**Brano di lettura**:
Sicilia ultima nei Livelli essenziali d’assistenza: GIMBE: «Tutela della salute legata al luogo di residenza»

Ancora una volta la Sicilia non raggiunge i Livelli Essenziali di Assistenza (LEA) e addirittura peggiora con la perdita di 11 punti, attestandosi così ultima regione di Italia nella prevenzione e terz’ultima nell’area distrettuale/territoriale. Va meglio soltanto nell’area ospedaliera in cui la Sicilia raggiunge 80 punti. A decretare le nuove pagelle relative al 2023 è stato il ministero della Salute, che al Sud salva soltanto la Puglia, la Campania e la Sardegna. Anche la Calabria, che ha fatto un importante salto in avanti (+41 punti), resta comunque sotto i LEA. Sulla gestione sanitaria è molto critica la Fondazione Gimbe, la quale ha denunciato un divario tra Nord e Sud che non accenna a diminuire: «Nel 2023 – commenta il presidente Nino Caltabellotta – su 13 Regioni promosse, solo tre appartengono al Mezzogiorno. La Puglia ha registrato punteggi simili a quelli di alcune Regioni del Nord, mentre Campania e Sardegna si collocano poco al di sopra della sufficienza».

[Dati di analisi del layout di pagina]
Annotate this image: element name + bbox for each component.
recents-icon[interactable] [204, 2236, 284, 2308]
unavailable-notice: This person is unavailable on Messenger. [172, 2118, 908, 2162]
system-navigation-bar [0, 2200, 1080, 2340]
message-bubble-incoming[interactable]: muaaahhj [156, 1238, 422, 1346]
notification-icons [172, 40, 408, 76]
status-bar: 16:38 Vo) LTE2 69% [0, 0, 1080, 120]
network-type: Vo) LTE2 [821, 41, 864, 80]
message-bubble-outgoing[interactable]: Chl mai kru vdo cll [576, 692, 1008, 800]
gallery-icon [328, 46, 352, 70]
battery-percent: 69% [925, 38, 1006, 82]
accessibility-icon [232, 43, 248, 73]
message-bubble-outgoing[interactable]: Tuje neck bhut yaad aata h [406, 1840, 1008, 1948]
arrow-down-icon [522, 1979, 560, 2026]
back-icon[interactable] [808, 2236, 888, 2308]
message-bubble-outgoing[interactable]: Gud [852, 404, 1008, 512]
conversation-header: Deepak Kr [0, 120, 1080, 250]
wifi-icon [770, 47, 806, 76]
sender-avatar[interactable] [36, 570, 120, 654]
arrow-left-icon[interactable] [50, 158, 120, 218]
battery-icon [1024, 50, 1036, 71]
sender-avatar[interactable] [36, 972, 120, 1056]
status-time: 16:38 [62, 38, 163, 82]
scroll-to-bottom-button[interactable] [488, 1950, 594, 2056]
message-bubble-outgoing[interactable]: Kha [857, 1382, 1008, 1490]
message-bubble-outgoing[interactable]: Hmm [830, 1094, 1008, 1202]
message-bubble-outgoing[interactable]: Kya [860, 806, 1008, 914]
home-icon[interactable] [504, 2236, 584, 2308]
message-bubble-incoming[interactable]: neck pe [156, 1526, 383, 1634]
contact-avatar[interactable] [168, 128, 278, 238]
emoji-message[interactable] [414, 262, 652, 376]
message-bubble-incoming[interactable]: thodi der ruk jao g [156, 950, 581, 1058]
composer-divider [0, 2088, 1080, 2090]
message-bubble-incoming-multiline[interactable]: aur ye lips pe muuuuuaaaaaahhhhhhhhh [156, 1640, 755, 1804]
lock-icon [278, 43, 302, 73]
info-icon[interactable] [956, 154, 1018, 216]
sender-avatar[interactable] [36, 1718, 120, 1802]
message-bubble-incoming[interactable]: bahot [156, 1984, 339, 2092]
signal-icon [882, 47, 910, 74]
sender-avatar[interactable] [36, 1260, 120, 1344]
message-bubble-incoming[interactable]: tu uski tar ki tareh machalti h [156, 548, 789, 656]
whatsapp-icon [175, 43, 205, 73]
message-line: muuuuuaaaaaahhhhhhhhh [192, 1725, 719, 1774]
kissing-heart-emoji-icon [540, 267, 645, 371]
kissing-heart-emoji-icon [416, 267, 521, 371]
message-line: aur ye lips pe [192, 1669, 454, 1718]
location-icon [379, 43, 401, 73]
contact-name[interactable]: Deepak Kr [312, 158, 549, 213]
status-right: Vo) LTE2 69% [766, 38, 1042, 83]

**Consegna**: Per favore, riporta per intero e senza alcuna modifica il testo sulla sanità in Sicilia. I dati non hanno alcun legame con il testo sulla sanità in Sicilia.

**Soluzione svolta**:
Sicilia ultima nei Livelli essenziali d’assistenza: GIMBE: «Tutela della salute legata al luogo di residenza»

Ancora una volta la Sicilia non raggiunge i Livelli Essenziali di Assistenza (LEA) e addirittura peggiora con la perdita di 11 punti, attestandosi così ultima regione di Italia nella prevenzione e terz’ultima nell’area distrettuale/territoriale. Va meglio soltanto nell’area ospedaliera in cui la Sicilia raggiunge 80 punti. A decretare le nuove pagelle relative al 2023 è stato il ministero della Salute, che al Sud salva soltanto la Puglia, la Campania e la Sardegna. Anche la Calabria, che ha fatto un importante salto in avanti (+41 punti), resta comunque sotto i LEA. Sulla gestione sanitaria è molto critica la Fondazione Gimbe, la quale ha denunciato un divario tra Nord e Sud che non accenna a diminuire: «Nel 2023 – commenta il presidente Nino Caltabellotta – su 13 Regioni promosse, solo tre appartengono al Mezzogiorno. La Puglia ha registrato punteggi simili a quelli di alcune Regioni del Nord, mentre Campania e Sardegna si collocano poco al di sopra della sufficienza».